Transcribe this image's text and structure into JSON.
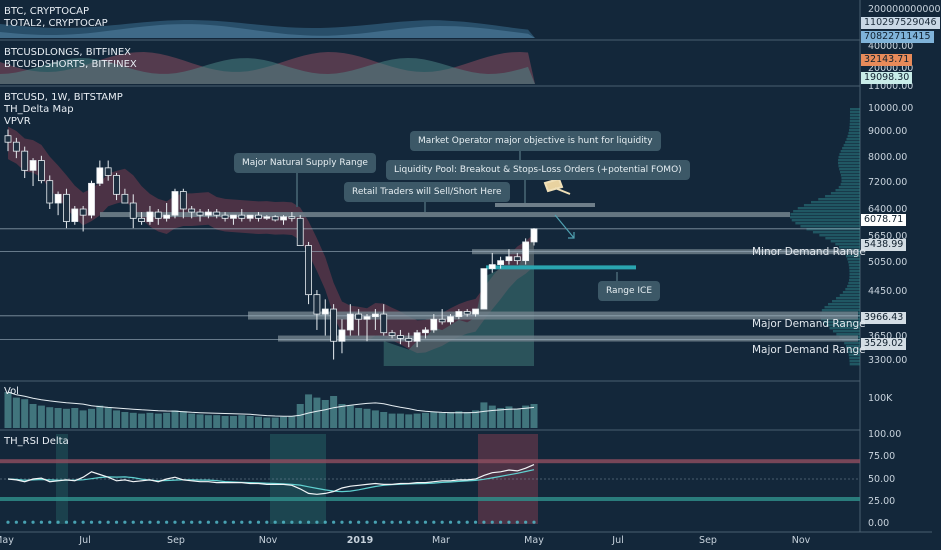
{
  "panes": {
    "top1": {
      "labels": [
        "BTC, CRYPTOCAP",
        "TOTAL2, CRYPTOCAP"
      ]
    },
    "top2": {
      "labels": [
        "BTCUSDLONGS, BITFINEX",
        "BTCUSDSHORTS, BITFINEX"
      ]
    },
    "main": {
      "labels": [
        "BTCUSD, 1W, BITSTAMP",
        "TH_Delta Map",
        "VPVR"
      ]
    },
    "vol": {
      "labels": [
        "Vol"
      ]
    },
    "rsi": {
      "labels": [
        "TH_RSI Delta"
      ]
    }
  },
  "right_axis": {
    "top1_ticks": [
      "200000000000"
    ],
    "top2_ticks": [
      "40000.00",
      "20000.00",
      "11000.00"
    ],
    "main_ticks": [
      "10000.00",
      "9000.00",
      "8000.00",
      "7200.00",
      "6400.00",
      "5650.00",
      "5050.00",
      "4450.00",
      "3650.00",
      "3300.00"
    ],
    "vol_ticks": [
      "100K"
    ],
    "rsi_ticks": [
      "100.00",
      "75.00",
      "50.00",
      "25.00",
      "0.00"
    ]
  },
  "price_tags": [
    {
      "text": "110297529046",
      "bg": "#c9d8e6",
      "fg": "#1b2b3a"
    },
    {
      "text": "70822711415",
      "bg": "#7fb3d9",
      "fg": "#10202e"
    },
    {
      "text": "32143.71",
      "bg": "#e88b5a",
      "fg": "#10202e"
    },
    {
      "text": "19098.30",
      "bg": "#c8ece8",
      "fg": "#10202e"
    },
    {
      "text": "6078.71",
      "bg": "#ffffff",
      "fg": "#10202e"
    },
    {
      "text": "5438.99",
      "bg": "#d3dde4",
      "fg": "#10202e"
    },
    {
      "text": "3966.43",
      "bg": "#d3dde4",
      "fg": "#10202e"
    },
    {
      "text": "3529.02",
      "bg": "#d3dde4",
      "fg": "#10202e"
    }
  ],
  "x_axis": [
    "May",
    "Jul",
    "Sep",
    "Nov",
    "2019",
    "Mar",
    "May",
    "Jul",
    "Sep",
    "Nov"
  ],
  "annotations": {
    "market_operator": "Market Operator major objective is hunt for liquidity",
    "natural_supply": "Major Natural Supply Range",
    "liquidity_pool": "Liquidity Pool: Breakout & Stops-Loss Orders (+potential FOMO)",
    "retail_traders": "Retail Traders will Sell/Short Here",
    "range_ice": "Range ICE",
    "minor_demand": "Minor Demand Range",
    "major_demand_1": "Major Demand Range",
    "major_demand_2": "Major Demand Range"
  },
  "colors": {
    "background": "#13273a",
    "candle_up": "#ffffff",
    "candle_down": "#1d2f40",
    "zone": "#6f7f8a",
    "ice": "#2aa5b0",
    "delta_bull": "#4a8a86",
    "delta_bear": "#7a3c4e"
  },
  "chart_data": {
    "type": "candlestick",
    "title": "BTCUSD, 1W, BITSTAMP",
    "ylabel": "",
    "xlabel": "",
    "ylim": [
      3100,
      11000
    ],
    "candles": [
      [
        9600,
        9900,
        8900,
        9300
      ],
      [
        9300,
        9500,
        8600,
        8900
      ],
      [
        8900,
        9100,
        7800,
        8100
      ],
      [
        8100,
        8600,
        7500,
        8500
      ],
      [
        8500,
        8700,
        7600,
        7700
      ],
      [
        7700,
        7900,
        6700,
        6900
      ],
      [
        6900,
        7300,
        6500,
        7200
      ],
      [
        7200,
        7400,
        6100,
        6300
      ],
      [
        6300,
        6800,
        6200,
        6700
      ],
      [
        6700,
        6800,
        6000,
        6500
      ],
      [
        6500,
        7700,
        6400,
        7600
      ],
      [
        7600,
        8500,
        7500,
        8200
      ],
      [
        8200,
        8500,
        7700,
        7900
      ],
      [
        7900,
        8000,
        7000,
        7200
      ],
      [
        7200,
        7400,
        6900,
        6900
      ],
      [
        6900,
        7200,
        6100,
        6400
      ],
      [
        6400,
        6600,
        6200,
        6300
      ],
      [
        6300,
        6800,
        6200,
        6600
      ],
      [
        6600,
        6700,
        6200,
        6400
      ],
      [
        6400,
        6900,
        6300,
        6500
      ],
      [
        6500,
        7400,
        6400,
        7300
      ],
      [
        7300,
        7400,
        6400,
        6700
      ],
      [
        6700,
        6800,
        6400,
        6600
      ],
      [
        6600,
        6700,
        6300,
        6500
      ],
      [
        6500,
        6700,
        6400,
        6600
      ],
      [
        6600,
        6700,
        6400,
        6500
      ],
      [
        6500,
        6600,
        6300,
        6400
      ],
      [
        6400,
        6500,
        6200,
        6500
      ],
      [
        6500,
        6700,
        6300,
        6400
      ],
      [
        6400,
        6500,
        6300,
        6500
      ],
      [
        6500,
        6600,
        6300,
        6400
      ],
      [
        6400,
        6500,
        6350,
        6450
      ],
      [
        6450,
        6500,
        6300,
        6350
      ],
      [
        6350,
        6500,
        6200,
        6450
      ],
      [
        6450,
        6600,
        6300,
        6400
      ],
      [
        6400,
        6500,
        5600,
        5600
      ],
      [
        5600,
        5700,
        4200,
        4400
      ],
      [
        4400,
        4500,
        3700,
        4000
      ],
      [
        4000,
        4300,
        3600,
        4100
      ],
      [
        4100,
        4200,
        3200,
        3500
      ],
      [
        3500,
        3900,
        3300,
        3700
      ],
      [
        3700,
        4200,
        3600,
        4000
      ],
      [
        4000,
        4100,
        3600,
        3900
      ],
      [
        3900,
        4000,
        3500,
        3950
      ],
      [
        3950,
        4100,
        3700,
        4000
      ],
      [
        4000,
        4200,
        3600,
        3650
      ],
      [
        3650,
        3700,
        3550,
        3600
      ],
      [
        3600,
        3700,
        3450,
        3550
      ],
      [
        3550,
        3650,
        3400,
        3500
      ],
      [
        3500,
        3700,
        3400,
        3650
      ],
      [
        3650,
        3750,
        3550,
        3700
      ],
      [
        3700,
        4000,
        3650,
        3900
      ],
      [
        3900,
        4100,
        3800,
        3850
      ],
      [
        3850,
        4000,
        3800,
        3950
      ],
      [
        3950,
        4100,
        3900,
        4050
      ],
      [
        4050,
        4100,
        3950,
        4000
      ],
      [
        4000,
        4100,
        3950,
        4100
      ],
      [
        4100,
        5000,
        4100,
        5000
      ],
      [
        5000,
        5400,
        4900,
        5100
      ],
      [
        5100,
        5300,
        5000,
        5200
      ],
      [
        5200,
        5500,
        5100,
        5300
      ],
      [
        5300,
        5400,
        5100,
        5200
      ],
      [
        5200,
        5800,
        5100,
        5700
      ],
      [
        5700,
        6100,
        5600,
        6078
      ]
    ],
    "volume": [
      45,
      38,
      36,
      30,
      28,
      26,
      25,
      24,
      25,
      22,
      24,
      28,
      26,
      22,
      20,
      19,
      18,
      19,
      18,
      19,
      22,
      21,
      18,
      17,
      16,
      16,
      15,
      15,
      16,
      15,
      14,
      13,
      13,
      14,
      15,
      30,
      42,
      38,
      35,
      40,
      30,
      28,
      25,
      24,
      22,
      20,
      18,
      18,
      17,
      18,
      19,
      20,
      19,
      20,
      21,
      20,
      22,
      32,
      28,
      25,
      27,
      24,
      28,
      30
    ],
    "rsi_delta": [
      50,
      49,
      47,
      50,
      51,
      47,
      48,
      49,
      48,
      52,
      58,
      55,
      52,
      48,
      49,
      47,
      48,
      49,
      47,
      50,
      52,
      49,
      48,
      47,
      47,
      46,
      46,
      46,
      46,
      45,
      45,
      44,
      44,
      44,
      43,
      39,
      34,
      33,
      34,
      36,
      40,
      42,
      43,
      44,
      45,
      44,
      44,
      45,
      45,
      46,
      46,
      47,
      48,
      48,
      49,
      49,
      50,
      54,
      57,
      58,
      60,
      59,
      62,
      66
    ],
    "levels": {
      "minor_demand": 5438.99,
      "major_demand_1": 3966.43,
      "major_demand_2": 3529.02,
      "current": 6078.71
    }
  }
}
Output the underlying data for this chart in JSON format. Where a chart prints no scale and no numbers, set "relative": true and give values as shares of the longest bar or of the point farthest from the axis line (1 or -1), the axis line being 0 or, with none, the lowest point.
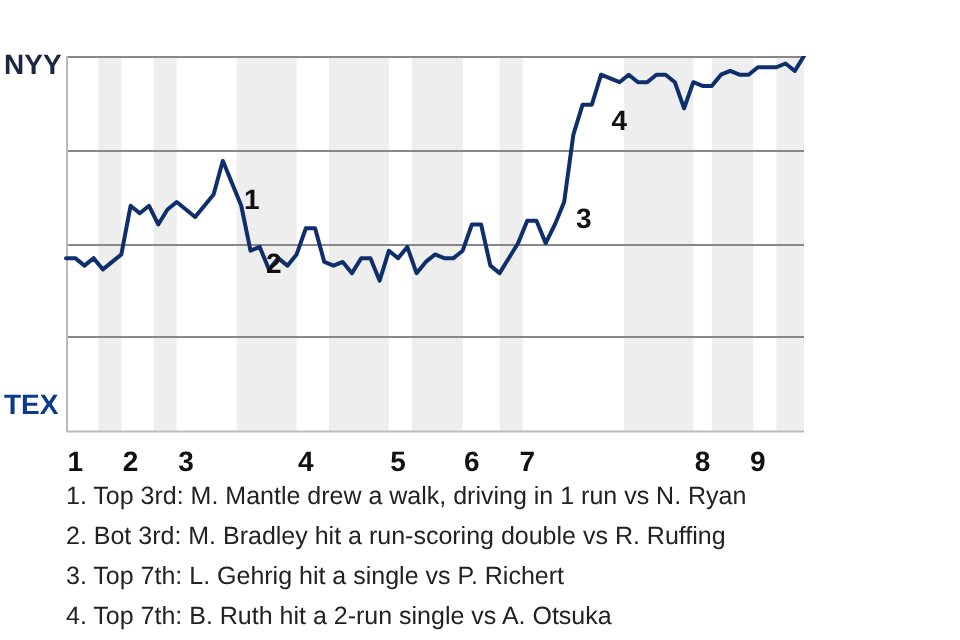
{
  "chart_data": {
    "type": "line",
    "relative": true,
    "categories": [
      null,
      "1",
      null,
      null,
      null,
      null,
      null,
      "2",
      null,
      null,
      null,
      null,
      null,
      "3",
      null,
      null,
      null,
      null,
      null,
      null,
      null,
      null,
      null,
      null,
      null,
      null,
      "4",
      null,
      null,
      null,
      null,
      null,
      null,
      null,
      null,
      null,
      "5",
      null,
      null,
      null,
      null,
      null,
      null,
      null,
      "6",
      null,
      null,
      null,
      null,
      null,
      "7",
      null,
      null,
      null,
      null,
      null,
      null,
      null,
      null,
      null,
      null,
      null,
      null,
      null,
      null,
      null,
      null,
      null,
      null,
      "8",
      null,
      null,
      null,
      null,
      null,
      "9",
      null,
      null,
      null,
      null,
      null
    ],
    "series": [
      {
        "color": "#0e2f6b",
        "values": [
          0.46,
          0.46,
          0.44,
          0.46,
          0.43,
          0.45,
          0.47,
          0.6,
          0.58,
          0.6,
          0.55,
          0.59,
          0.61,
          0.59,
          0.57,
          0.6,
          0.63,
          0.72,
          0.66,
          0.6,
          0.48,
          0.49,
          0.43,
          0.46,
          0.44,
          0.47,
          0.54,
          0.54,
          0.45,
          0.44,
          0.45,
          0.42,
          0.46,
          0.46,
          0.4,
          0.48,
          0.46,
          0.49,
          0.42,
          0.45,
          0.47,
          0.46,
          0.46,
          0.48,
          0.55,
          0.55,
          0.44,
          0.42,
          0.46,
          0.5,
          0.56,
          0.56,
          0.5,
          0.55,
          0.61,
          0.79,
          0.87,
          0.87,
          0.95,
          0.94,
          0.93,
          0.95,
          0.93,
          0.93,
          0.95,
          0.95,
          0.93,
          0.86,
          0.93,
          0.92,
          0.92,
          0.95,
          0.96,
          0.95,
          0.95,
          0.97,
          0.97,
          0.97,
          0.98,
          0.96,
          1
        ]
      }
    ],
    "grid": "y",
    "legend": false,
    "marker": "none",
    "line_style": "solid",
    "annotations": [
      "NYY",
      "TEX",
      "1",
      "2",
      "3",
      "4",
      "1. Top 3rd: M. Mantle drew a walk, driving in 1 run vs N. Ryan",
      "2. Bot 3rd: M. Bradley hit a run-scoring double vs R. Ruffing",
      "3. Top 7th: L. Gehrig hit a single vs P. Richert",
      "4. Top 7th: B. Ruth hit a 2-run single vs A. Otsuka"
    ]
  }
}
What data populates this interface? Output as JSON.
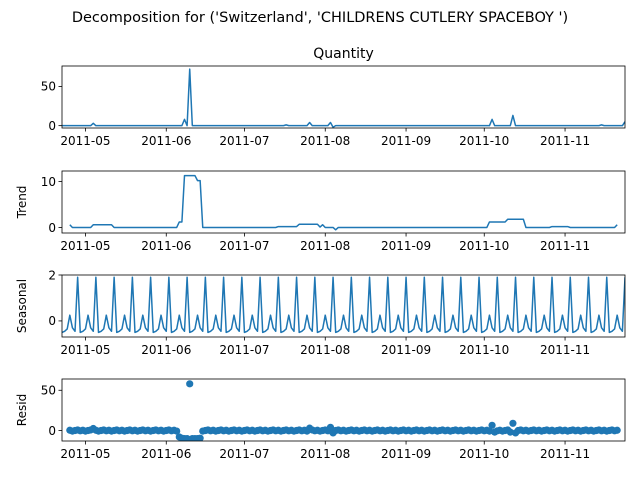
{
  "chart_data": [
    {
      "type": "line",
      "suptitle": "Decomposition for ('Switzerland', 'CHILDRENS CUTLERY SPACEBOY ')",
      "title": "Quantity",
      "ylabel": "",
      "x_range": [
        "2011-04-22",
        "2011-11-24"
      ],
      "x_ticks": [
        "2011-05",
        "2011-06",
        "2011-07",
        "2011-08",
        "2011-09",
        "2011-10",
        "2011-11"
      ],
      "ylim": [
        -3,
        76
      ],
      "y_ticks": [
        0,
        50
      ],
      "series": [
        {
          "name": "Quantity",
          "color": "#1f77b4",
          "points": [
            [
              "2011-04-22",
              0
            ],
            [
              "2011-05-03",
              0
            ],
            [
              "2011-05-04",
              3
            ],
            [
              "2011-05-05",
              0
            ],
            [
              "2011-06-07",
              0
            ],
            [
              "2011-06-08",
              8
            ],
            [
              "2011-06-09",
              0
            ],
            [
              "2011-06-10",
              72
            ],
            [
              "2011-06-11",
              0
            ],
            [
              "2011-07-16",
              0
            ],
            [
              "2011-07-17",
              1
            ],
            [
              "2011-07-18",
              0
            ],
            [
              "2011-07-25",
              0
            ],
            [
              "2011-07-26",
              4
            ],
            [
              "2011-07-27",
              0
            ],
            [
              "2011-08-02",
              0
            ],
            [
              "2011-08-03",
              4
            ],
            [
              "2011-08-04",
              -2
            ],
            [
              "2011-08-05",
              0
            ],
            [
              "2011-10-03",
              0
            ],
            [
              "2011-10-04",
              8
            ],
            [
              "2011-10-05",
              0
            ],
            [
              "2011-10-11",
              0
            ],
            [
              "2011-10-12",
              13
            ],
            [
              "2011-10-13",
              0
            ],
            [
              "2011-11-14",
              0
            ],
            [
              "2011-11-15",
              1
            ],
            [
              "2011-11-16",
              0
            ],
            [
              "2011-11-23",
              0
            ],
            [
              "2011-11-24",
              5
            ]
          ]
        }
      ]
    },
    {
      "type": "line",
      "title": "",
      "ylabel": "Trend",
      "x_range": [
        "2011-04-22",
        "2011-11-24"
      ],
      "x_ticks": [
        "2011-05",
        "2011-06",
        "2011-07",
        "2011-08",
        "2011-09",
        "2011-10",
        "2011-11"
      ],
      "ylim": [
        -1.2,
        12.3
      ],
      "y_ticks": [
        0,
        10
      ],
      "series": [
        {
          "name": "Trend",
          "color": "#1f77b4",
          "points": [
            [
              "2011-04-25",
              0.6
            ],
            [
              "2011-04-26",
              0
            ],
            [
              "2011-05-03",
              0
            ],
            [
              "2011-05-04",
              0.6
            ],
            [
              "2011-05-11",
              0.6
            ],
            [
              "2011-05-12",
              0
            ],
            [
              "2011-06-05",
              0
            ],
            [
              "2011-06-06",
              1.2
            ],
            [
              "2011-06-07",
              1.2
            ],
            [
              "2011-06-08",
              11.3
            ],
            [
              "2011-06-12",
              11.3
            ],
            [
              "2011-06-13",
              10.2
            ],
            [
              "2011-06-14",
              10.2
            ],
            [
              "2011-06-15",
              0
            ],
            [
              "2011-07-13",
              0
            ],
            [
              "2011-07-14",
              0.2
            ],
            [
              "2011-07-21",
              0.2
            ],
            [
              "2011-07-22",
              0.7
            ],
            [
              "2011-07-29",
              0.7
            ],
            [
              "2011-07-30",
              0.1
            ],
            [
              "2011-07-31",
              0.6
            ],
            [
              "2011-08-01",
              0
            ],
            [
              "2011-08-04",
              0
            ],
            [
              "2011-08-05",
              -0.5
            ],
            [
              "2011-08-06",
              0
            ],
            [
              "2011-10-02",
              0
            ],
            [
              "2011-10-03",
              1.2
            ],
            [
              "2011-10-09",
              1.2
            ],
            [
              "2011-10-10",
              1.8
            ],
            [
              "2011-10-16",
              1.8
            ],
            [
              "2011-10-17",
              0
            ],
            [
              "2011-10-26",
              0
            ],
            [
              "2011-10-27",
              0.2
            ],
            [
              "2011-11-02",
              0.2
            ],
            [
              "2011-11-03",
              0
            ],
            [
              "2011-11-20",
              0
            ],
            [
              "2011-11-21",
              0.6
            ]
          ]
        }
      ]
    },
    {
      "type": "line",
      "title": "",
      "ylabel": "Seasonal",
      "x_range": [
        "2011-04-22",
        "2011-11-24"
      ],
      "x_ticks": [
        "2011-05",
        "2011-06",
        "2011-07",
        "2011-08",
        "2011-09",
        "2011-10",
        "2011-11"
      ],
      "ylim": [
        -0.7,
        2.0
      ],
      "y_ticks": [
        0,
        2
      ],
      "period_days": 7,
      "weekly_pattern": [
        1.9,
        -0.5,
        -0.45,
        -0.35,
        0.25,
        -0.3,
        -0.45
      ],
      "series": [
        {
          "name": "Seasonal",
          "color": "#1f77b4"
        }
      ]
    },
    {
      "type": "scatter",
      "title": "",
      "ylabel": "Resid",
      "x_range": [
        "2011-04-22",
        "2011-11-24"
      ],
      "x_ticks": [
        "2011-05",
        "2011-06",
        "2011-07",
        "2011-08",
        "2011-09",
        "2011-10",
        "2011-11"
      ],
      "ylim": [
        -13,
        64
      ],
      "y_ticks": [
        0,
        50
      ],
      "outliers": [
        [
          "2011-05-04",
          2.5
        ],
        [
          "2011-06-06",
          -8
        ],
        [
          "2011-06-07",
          -9.5
        ],
        [
          "2011-06-08",
          -10
        ],
        [
          "2011-06-09",
          -10
        ],
        [
          "2011-06-10",
          58
        ],
        [
          "2011-06-11",
          -10
        ],
        [
          "2011-06-12",
          -10
        ],
        [
          "2011-06-13",
          -10
        ],
        [
          "2011-06-14",
          -9.5
        ],
        [
          "2011-07-26",
          3
        ],
        [
          "2011-08-03",
          4
        ],
        [
          "2011-08-04",
          -3
        ],
        [
          "2011-10-04",
          6.5
        ],
        [
          "2011-10-05",
          -2
        ],
        [
          "2011-10-11",
          -2
        ],
        [
          "2011-10-12",
          9
        ],
        [
          "2011-10-13",
          -3
        ]
      ],
      "series": [
        {
          "name": "Resid",
          "color": "#1f77b4"
        }
      ]
    }
  ]
}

• [Work to complete] Each line above that holds the string "single" should be copied and shown.

• [Solution to the exercise]
      "3. Top 7th: L. Gehrig hit a single vs P. Richert",
      "4. Top 7th: B. Ruth hit a 2-run single vs A. Otsuka"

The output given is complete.